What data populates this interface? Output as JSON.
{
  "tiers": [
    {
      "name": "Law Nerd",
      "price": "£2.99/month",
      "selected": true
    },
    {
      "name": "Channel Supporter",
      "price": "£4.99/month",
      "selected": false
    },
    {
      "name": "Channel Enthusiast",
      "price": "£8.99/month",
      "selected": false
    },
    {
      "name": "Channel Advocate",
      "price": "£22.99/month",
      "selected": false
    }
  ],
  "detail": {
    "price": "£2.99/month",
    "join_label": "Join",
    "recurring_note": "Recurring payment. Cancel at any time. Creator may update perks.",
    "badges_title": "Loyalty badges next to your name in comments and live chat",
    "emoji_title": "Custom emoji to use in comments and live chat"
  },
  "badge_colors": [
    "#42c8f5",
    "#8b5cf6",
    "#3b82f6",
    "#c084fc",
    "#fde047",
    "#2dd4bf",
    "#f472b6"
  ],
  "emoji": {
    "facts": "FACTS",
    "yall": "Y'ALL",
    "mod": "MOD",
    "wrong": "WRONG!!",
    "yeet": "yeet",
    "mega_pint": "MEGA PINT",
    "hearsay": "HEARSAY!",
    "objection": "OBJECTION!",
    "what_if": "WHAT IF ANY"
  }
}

=-=-=-=-=

[Instructions for the task]: The records above should be duplicated in full, exactly as given.

[Answer to this task]:
What data populates this interface? Output as JSON.
{
  "tiers": [
    {
      "name": "Law Nerd",
      "price": "£2.99/month",
      "selected": true
    },
    {
      "name": "Channel Supporter",
      "price": "£4.99/month",
      "selected": false
    },
    {
      "name": "Channel Enthusiast",
      "price": "£8.99/month",
      "selected": false
    },
    {
      "name": "Channel Advocate",
      "price": "£22.99/month",
      "selected": false
    }
  ],
  "detail": {
    "price": "£2.99/month",
    "join_label": "Join",
    "recurring_note": "Recurring payment. Cancel at any time. Creator may update perks.",
    "badges_title": "Loyalty badges next to your name in comments and live chat",
    "emoji_title": "Custom emoji to use in comments and live chat"
  },
  "badge_colors": [
    "#42c8f5",
    "#8b5cf6",
    "#3b82f6",
    "#c084fc",
    "#fde047",
    "#2dd4bf",
    "#f472b6"
  ],
  "emoji": {
    "facts": "FACTS",
    "yall": "Y'ALL",
    "mod": "MOD",
    "wrong": "WRONG!!",
    "yeet": "yeet",
    "mega_pint": "MEGA PINT",
    "hearsay": "HEARSAY!",
    "objection": "OBJECTION!",
    "what_if": "WHAT IF ANY"
  }
}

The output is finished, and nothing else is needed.